Here is a listing, set out below; repeat its lines from the one with "What's the underlying" to the last, both included, and leave out the pictures.

☆ ☆ ☆ ☆

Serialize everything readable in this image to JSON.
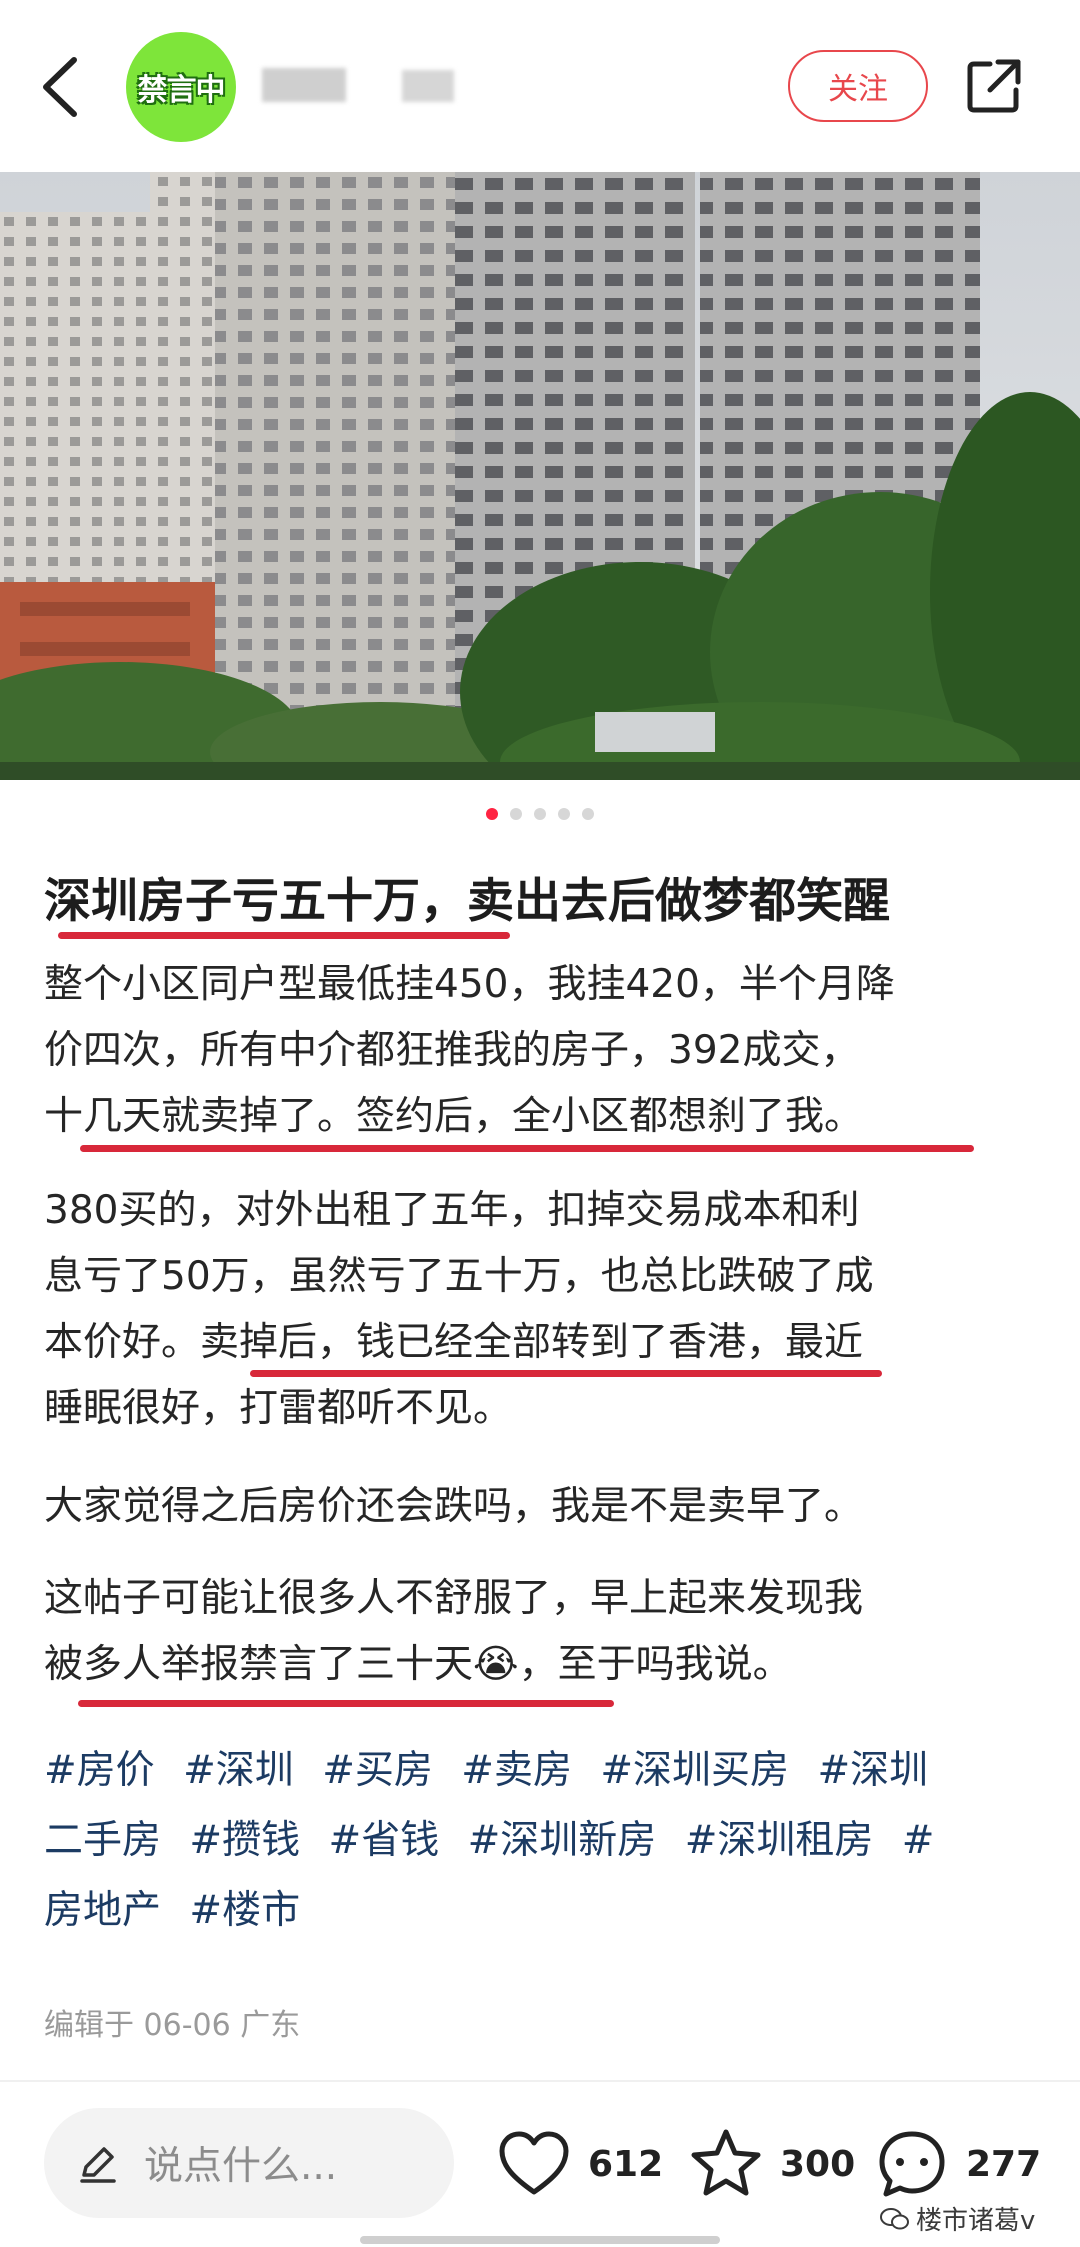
{
  "header": {
    "avatar_badge": "禁言中",
    "follow_label": "关注"
  },
  "gallery": {
    "slide_count": 5,
    "active_index": 0
  },
  "post": {
    "title": "深圳房子亏五十万，卖出去后做梦都笑醒",
    "paragraphs": [
      [
        "整个小区同户型最低挂450，我挂420，半个月降",
        "价四次，所有中介都狂推我的房子，392成交，",
        "十几天就卖掉了。签约后，全小区都想刹了我。"
      ],
      [
        "380买的，对外出租了五年，扣掉交易成本和利",
        "息亏了50万，虽然亏了五十万，也总比跌破了成",
        "本价好。卖掉后，钱已经全部转到了香港，最近",
        "睡眠很好，打雷都听不见。"
      ],
      [
        "大家觉得之后房价还会跌吗，我是不是卖早了。"
      ],
      [
        "这帖子可能让很多人不舒服了，早上起来发现我",
        "被多人举报禁言了三十天😭，至于吗我说。"
      ]
    ],
    "tags": [
      "#房价",
      "#深圳",
      "#买房",
      "#卖房",
      "#深圳买房",
      "#深圳",
      "二手房",
      "#攒钱",
      "#省钱",
      "#深圳新房",
      "#深圳租房",
      "#",
      "房地产",
      "#楼市"
    ],
    "meta": "编辑于 06-06 广东"
  },
  "bottom_bar": {
    "comment_placeholder": "说点什么...",
    "like_count": "612",
    "star_count": "300",
    "comment_count": "277",
    "watermark": "楼市诸葛v"
  },
  "colors": {
    "accent": "#ff2442",
    "underline": "#d8283a",
    "tag": "#1c3b63",
    "avatar": "#7ee53a"
  }
}
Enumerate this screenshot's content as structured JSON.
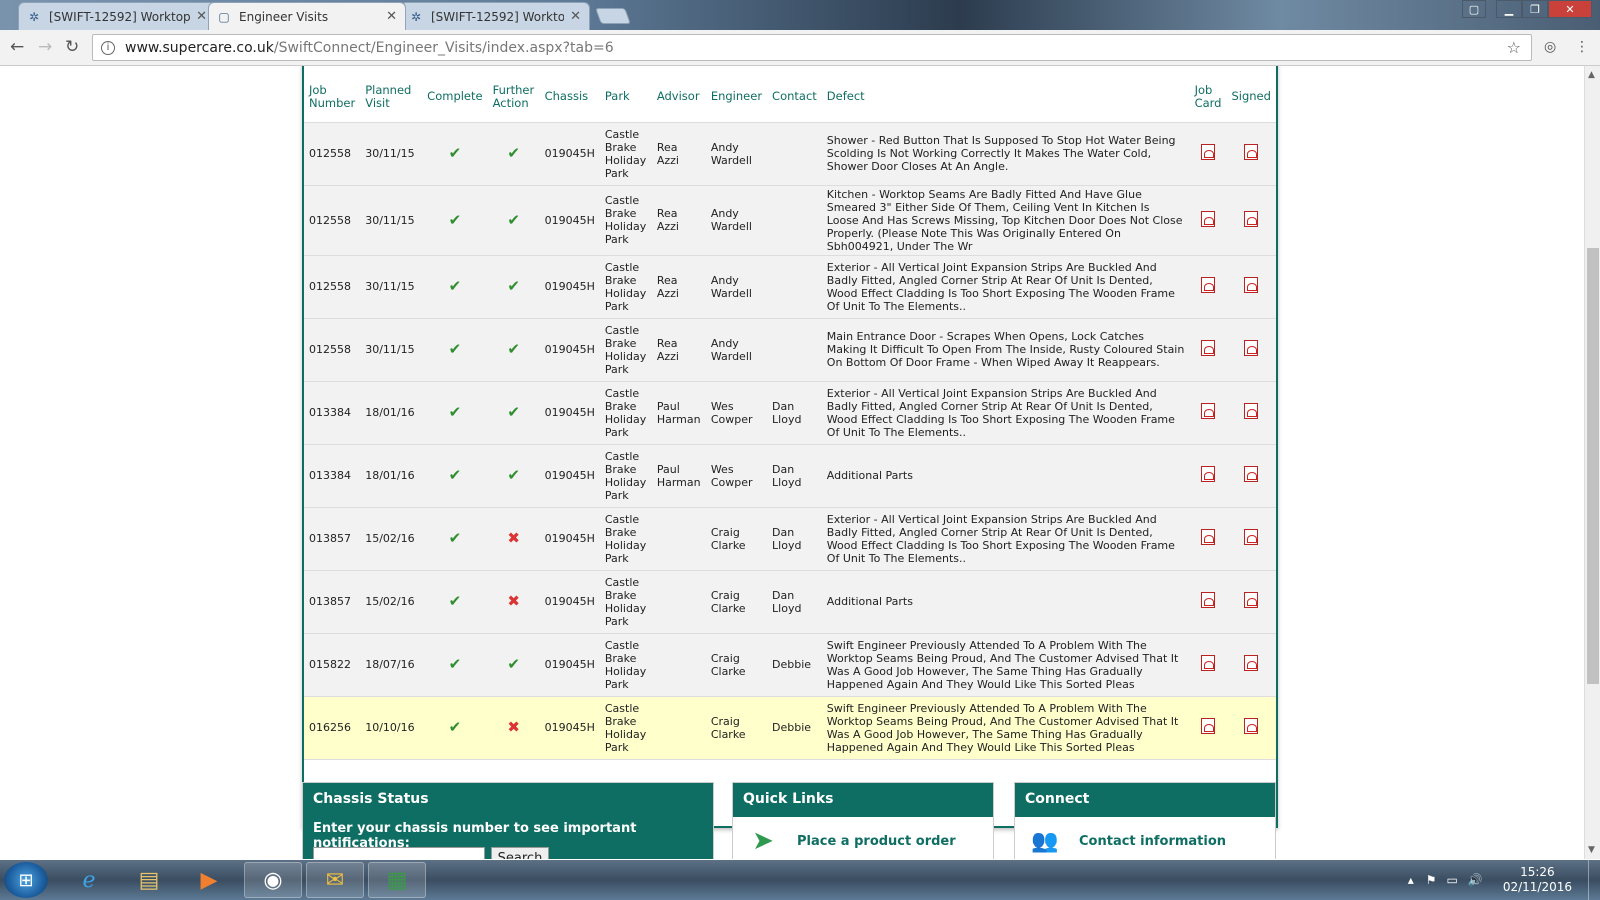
{
  "browser": {
    "tabs": [
      {
        "title": "[SWIFT-12592] Worktop",
        "icon": "jira-icon",
        "active": false
      },
      {
        "title": "Engineer Visits",
        "icon": "page-icon",
        "active": true
      },
      {
        "title": "[SWIFT-12592] Worktop",
        "icon": "jira-icon",
        "active": false
      }
    ],
    "url_host": "www.supercare.co.uk",
    "url_path": "/SwiftConnect/Engineer_Visits/index.aspx?tab=6"
  },
  "table": {
    "headers": [
      "Job Number",
      "Planned Visit",
      "Complete",
      "Further Action",
      "Chassis",
      "Park",
      "Advisor",
      "Engineer",
      "Contact",
      "Defect",
      "Job Card",
      "Signed"
    ],
    "rows": [
      {
        "job": "012558",
        "visit": "30/11/15",
        "complete": true,
        "further": true,
        "chassis": "019045H",
        "park": "Castle Brake Holiday Park",
        "advisor": "Rea Azzi",
        "engineer": "Andy Wardell",
        "contact": "",
        "defect": "Shower - Red Button That Is Supposed To Stop Hot Water Being Scolding Is Not Working Correctly It Makes The Water Cold, Shower Door Closes At An Angle.",
        "highlight": false
      },
      {
        "job": "012558",
        "visit": "30/11/15",
        "complete": true,
        "further": true,
        "chassis": "019045H",
        "park": "Castle Brake Holiday Park",
        "advisor": "Rea Azzi",
        "engineer": "Andy Wardell",
        "contact": "",
        "defect": "Kitchen - Worktop Seams Are Badly Fitted And Have Glue Smeared 3\" Either Side Of Them, Ceiling Vent In Kitchen Is Loose And Has Screws Missing, Top Kitchen Door Does Not Close Properly. (Please Note This Was Originally Entered On Sbh004921, Under The Wr",
        "highlight": false
      },
      {
        "job": "012558",
        "visit": "30/11/15",
        "complete": true,
        "further": true,
        "chassis": "019045H",
        "park": "Castle Brake Holiday Park",
        "advisor": "Rea Azzi",
        "engineer": "Andy Wardell",
        "contact": "",
        "defect": "Exterior - All Vertical Joint Expansion Strips Are Buckled And Badly Fitted, Angled Corner Strip At Rear Of Unit Is Dented, Wood Effect Cladding Is Too Short Exposing The Wooden Frame Of Unit To The Elements..",
        "highlight": false
      },
      {
        "job": "012558",
        "visit": "30/11/15",
        "complete": true,
        "further": true,
        "chassis": "019045H",
        "park": "Castle Brake Holiday Park",
        "advisor": "Rea Azzi",
        "engineer": "Andy Wardell",
        "contact": "",
        "defect": "Main Entrance Door - Scrapes When Opens, Lock Catches Making It Difficult To Open From The Inside, Rusty Coloured Stain On Bottom Of Door Frame - When Wiped Away It Reappears.",
        "highlight": false
      },
      {
        "job": "013384",
        "visit": "18/01/16",
        "complete": true,
        "further": true,
        "chassis": "019045H",
        "park": "Castle Brake Holiday Park",
        "advisor": "Paul Harman",
        "engineer": "Wes Cowper",
        "contact": "Dan Lloyd",
        "defect": "Exterior - All Vertical Joint Expansion Strips Are Buckled And Badly Fitted, Angled Corner Strip At Rear Of Unit Is Dented, Wood Effect Cladding Is Too Short Exposing The Wooden Frame Of Unit To The Elements..",
        "highlight": false
      },
      {
        "job": "013384",
        "visit": "18/01/16",
        "complete": true,
        "further": true,
        "chassis": "019045H",
        "park": "Castle Brake Holiday Park",
        "advisor": "Paul Harman",
        "engineer": "Wes Cowper",
        "contact": "Dan Lloyd",
        "defect": "Additional Parts",
        "highlight": false
      },
      {
        "job": "013857",
        "visit": "15/02/16",
        "complete": true,
        "further": false,
        "chassis": "019045H",
        "park": "Castle Brake Holiday Park",
        "advisor": "",
        "engineer": "Craig Clarke",
        "contact": "Dan Lloyd",
        "defect": "Exterior - All Vertical Joint Expansion Strips Are Buckled And Badly Fitted, Angled Corner Strip At Rear Of Unit Is Dented, Wood Effect Cladding Is Too Short Exposing The Wooden Frame Of Unit To The Elements..",
        "highlight": false
      },
      {
        "job": "013857",
        "visit": "15/02/16",
        "complete": true,
        "further": false,
        "chassis": "019045H",
        "park": "Castle Brake Holiday Park",
        "advisor": "",
        "engineer": "Craig Clarke",
        "contact": "Dan Lloyd",
        "defect": "Additional Parts",
        "highlight": false
      },
      {
        "job": "015822",
        "visit": "18/07/16",
        "complete": true,
        "further": true,
        "chassis": "019045H",
        "park": "Castle Brake Holiday Park",
        "advisor": "",
        "engineer": "Craig Clarke",
        "contact": "Debbie",
        "defect": "Swift Engineer Previously Attended To A Problem With The Worktop Seams Being Proud, And The Customer Advised That It Was A Good Job However, The Same Thing Has Gradually Happened Again And They Would Like This Sorted Pleas",
        "highlight": false
      },
      {
        "job": "016256",
        "visit": "10/10/16",
        "complete": true,
        "further": false,
        "chassis": "019045H",
        "park": "Castle Brake Holiday Park",
        "advisor": "",
        "engineer": "Craig Clarke",
        "contact": "Debbie",
        "defect": "Swift Engineer Previously Attended To A Problem With The Worktop Seams Being Proud, And The Customer Advised That It Was A Good Job However, The Same Thing Has Gradually Happened Again And They Would Like This Sorted Pleas",
        "highlight": true
      }
    ]
  },
  "chassis_status": {
    "title": "Chassis Status",
    "prompt": "Enter your chassis number to see important notifications:",
    "search_label": "Search"
  },
  "quick_links": {
    "title": "Quick Links",
    "item": "Place a product order"
  },
  "connect": {
    "title": "Connect",
    "item": "Contact information"
  },
  "taskbar": {
    "time": "15:26",
    "date": "02/11/2016"
  },
  "colors": {
    "brand": "#0f6e63",
    "highlight_row": "#ffffcc",
    "tick": "#2f8f2f",
    "cross": "#d33"
  }
}
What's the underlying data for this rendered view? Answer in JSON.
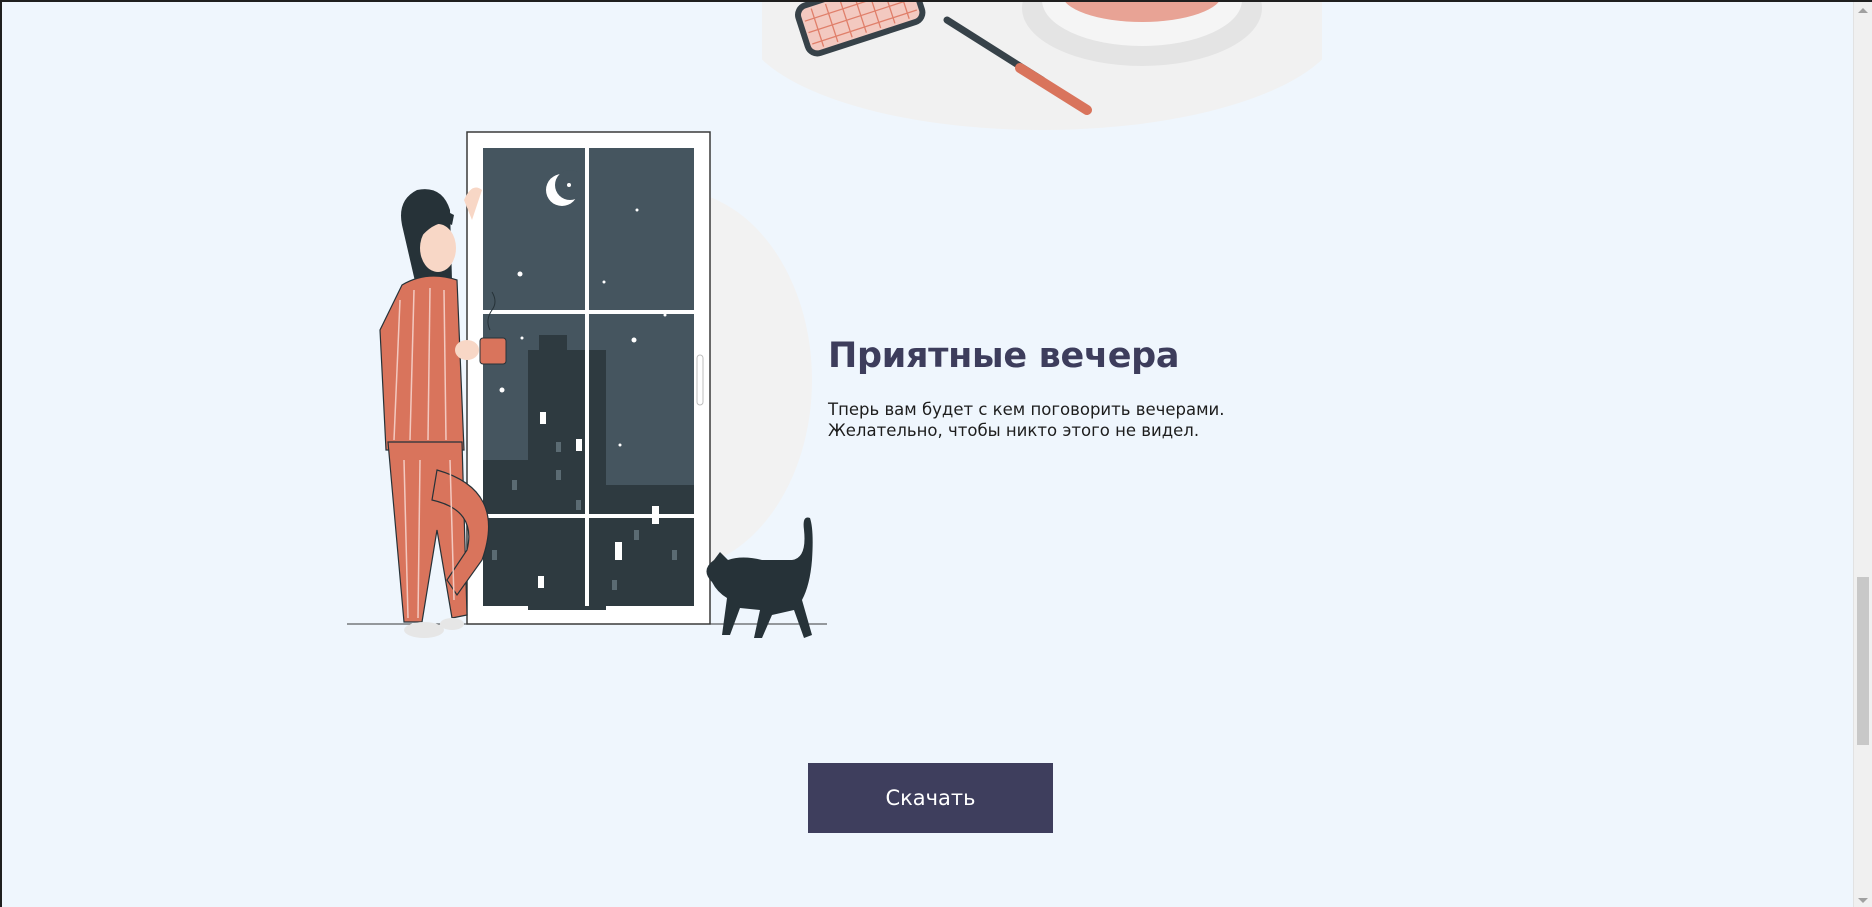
{
  "section": {
    "headline": "Приятные вечера",
    "body_line_1": "Тперь вам будет с кем поговорить вечерами.",
    "body_line_2": "Желательно, чтобы никто этого не видел."
  },
  "actions": {
    "download_label": "Скачать"
  },
  "colors": {
    "page_background": "#eff6fd",
    "headline": "#3d3d5c",
    "button_background": "#3e3e5d",
    "pajama_accent": "#d9745c",
    "window_night": "#45555f"
  },
  "icons": {
    "top": "tennis-racket-illustration",
    "hero": "woman-at-window-with-cat-illustration"
  }
}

☆ ☆ ☆ ☆

Complete output =>
What's the underlying data for this rendered view? Answer in JSON.
{
  "section": {
    "headline": "Приятные вечера",
    "body_line_1": "Тперь вам будет с кем поговорить вечерами.",
    "body_line_2": "Желательно, чтобы никто этого не видел."
  },
  "actions": {
    "download_label": "Скачать"
  },
  "colors": {
    "page_background": "#eff6fd",
    "headline": "#3d3d5c",
    "button_background": "#3e3e5d",
    "pajama_accent": "#d9745c",
    "window_night": "#45555f"
  },
  "icons": {
    "top": "tennis-racket-illustration",
    "hero": "woman-at-window-with-cat-illustration"
  }
}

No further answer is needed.